* START DATA LISTING *

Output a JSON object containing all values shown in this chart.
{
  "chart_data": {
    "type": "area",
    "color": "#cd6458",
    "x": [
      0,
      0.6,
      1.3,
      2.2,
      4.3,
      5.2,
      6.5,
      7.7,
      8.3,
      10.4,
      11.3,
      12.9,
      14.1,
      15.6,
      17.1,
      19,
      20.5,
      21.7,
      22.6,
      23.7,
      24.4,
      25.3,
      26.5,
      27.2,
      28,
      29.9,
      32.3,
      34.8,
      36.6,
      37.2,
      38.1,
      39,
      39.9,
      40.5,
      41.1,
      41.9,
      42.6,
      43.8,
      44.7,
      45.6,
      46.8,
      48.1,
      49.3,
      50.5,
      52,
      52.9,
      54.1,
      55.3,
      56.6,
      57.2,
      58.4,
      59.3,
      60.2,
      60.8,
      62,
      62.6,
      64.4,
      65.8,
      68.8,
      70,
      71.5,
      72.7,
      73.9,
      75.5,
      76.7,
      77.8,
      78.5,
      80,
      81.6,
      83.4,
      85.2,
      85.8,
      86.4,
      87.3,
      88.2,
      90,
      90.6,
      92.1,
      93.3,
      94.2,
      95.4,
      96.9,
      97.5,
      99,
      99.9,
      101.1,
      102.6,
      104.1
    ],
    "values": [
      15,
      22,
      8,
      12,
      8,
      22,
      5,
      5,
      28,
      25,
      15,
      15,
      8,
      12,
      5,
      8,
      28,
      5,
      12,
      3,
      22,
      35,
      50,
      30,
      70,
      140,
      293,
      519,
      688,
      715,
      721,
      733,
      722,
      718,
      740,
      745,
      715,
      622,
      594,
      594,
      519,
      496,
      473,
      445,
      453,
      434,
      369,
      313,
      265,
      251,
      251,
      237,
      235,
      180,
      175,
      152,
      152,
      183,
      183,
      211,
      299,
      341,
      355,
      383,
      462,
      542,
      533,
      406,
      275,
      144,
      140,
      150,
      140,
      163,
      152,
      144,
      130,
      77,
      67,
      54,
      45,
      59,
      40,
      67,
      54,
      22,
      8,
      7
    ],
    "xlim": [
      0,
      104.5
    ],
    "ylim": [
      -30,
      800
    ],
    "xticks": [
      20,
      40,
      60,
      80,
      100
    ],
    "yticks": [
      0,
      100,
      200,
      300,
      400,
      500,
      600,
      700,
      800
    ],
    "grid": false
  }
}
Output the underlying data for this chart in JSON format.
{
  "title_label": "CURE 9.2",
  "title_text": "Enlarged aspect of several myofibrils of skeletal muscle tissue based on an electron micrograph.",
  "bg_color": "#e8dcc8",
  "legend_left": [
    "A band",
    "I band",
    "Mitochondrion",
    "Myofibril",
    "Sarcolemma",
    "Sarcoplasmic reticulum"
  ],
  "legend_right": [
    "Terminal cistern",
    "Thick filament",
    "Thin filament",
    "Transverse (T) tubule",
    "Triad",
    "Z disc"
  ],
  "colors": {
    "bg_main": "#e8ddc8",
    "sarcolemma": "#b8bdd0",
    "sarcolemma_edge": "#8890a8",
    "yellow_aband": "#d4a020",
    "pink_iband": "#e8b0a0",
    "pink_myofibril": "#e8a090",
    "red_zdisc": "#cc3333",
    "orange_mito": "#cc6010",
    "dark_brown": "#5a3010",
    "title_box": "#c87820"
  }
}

* END DATA LISTING *

__WHAT YOU ARE ASKED TO DO__: Give the complete listing a second time, exactly as it reads.

__RESULT OF THE EXERCISE__:
Output a JSON object containing all values shown in this chart.
{
  "chart_data": {
    "type": "area",
    "color": "#cd6458",
    "x": [
      0,
      0.6,
      1.3,
      2.2,
      4.3,
      5.2,
      6.5,
      7.7,
      8.3,
      10.4,
      11.3,
      12.9,
      14.1,
      15.6,
      17.1,
      19,
      20.5,
      21.7,
      22.6,
      23.7,
      24.4,
      25.3,
      26.5,
      27.2,
      28,
      29.9,
      32.3,
      34.8,
      36.6,
      37.2,
      38.1,
      39,
      39.9,
      40.5,
      41.1,
      41.9,
      42.6,
      43.8,
      44.7,
      45.6,
      46.8,
      48.1,
      49.3,
      50.5,
      52,
      52.9,
      54.1,
      55.3,
      56.6,
      57.2,
      58.4,
      59.3,
      60.2,
      60.8,
      62,
      62.6,
      64.4,
      65.8,
      68.8,
      70,
      71.5,
      72.7,
      73.9,
      75.5,
      76.7,
      77.8,
      78.5,
      80,
      81.6,
      83.4,
      85.2,
      85.8,
      86.4,
      87.3,
      88.2,
      90,
      90.6,
      92.1,
      93.3,
      94.2,
      95.4,
      96.9,
      97.5,
      99,
      99.9,
      101.1,
      102.6,
      104.1
    ],
    "values": [
      15,
      22,
      8,
      12,
      8,
      22,
      5,
      5,
      28,
      25,
      15,
      15,
      8,
      12,
      5,
      8,
      28,
      5,
      12,
      3,
      22,
      35,
      50,
      30,
      70,
      140,
      293,
      519,
      688,
      715,
      721,
      733,
      722,
      718,
      740,
      745,
      715,
      622,
      594,
      594,
      519,
      496,
      473,
      445,
      453,
      434,
      369,
      313,
      265,
      251,
      251,
      237,
      235,
      180,
      175,
      152,
      152,
      183,
      183,
      211,
      299,
      341,
      355,
      383,
      462,
      542,
      533,
      406,
      275,
      144,
      140,
      150,
      140,
      163,
      152,
      144,
      130,
      77,
      67,
      54,
      45,
      59,
      40,
      67,
      54,
      22,
      8,
      7
    ],
    "xlim": [
      0,
      104.5
    ],
    "ylim": [
      -30,
      800
    ],
    "xticks": [
      20,
      40,
      60,
      80,
      100
    ],
    "yticks": [
      0,
      100,
      200,
      300,
      400,
      500,
      600,
      700,
      800
    ],
    "grid": false
  }
}
Output the underlying data for this chart in JSON format.
{
  "title_label": "CURE 9.2",
  "title_text": "Enlarged aspect of several myofibrils of skeletal muscle tissue based on an electron micrograph.",
  "bg_color": "#e8dcc8",
  "legend_left": [
    "A band",
    "I band",
    "Mitochondrion",
    "Myofibril",
    "Sarcolemma",
    "Sarcoplasmic reticulum"
  ],
  "legend_right": [
    "Terminal cistern",
    "Thick filament",
    "Thin filament",
    "Transverse (T) tubule",
    "Triad",
    "Z disc"
  ],
  "colors": {
    "bg_main": "#e8ddc8",
    "sarcolemma": "#b8bdd0",
    "sarcolemma_edge": "#8890a8",
    "yellow_aband": "#d4a020",
    "pink_iband": "#e8b0a0",
    "pink_myofibril": "#e8a090",
    "red_zdisc": "#cc3333",
    "orange_mito": "#cc6010",
    "dark_brown": "#5a3010",
    "title_box": "#c87820"
  }
}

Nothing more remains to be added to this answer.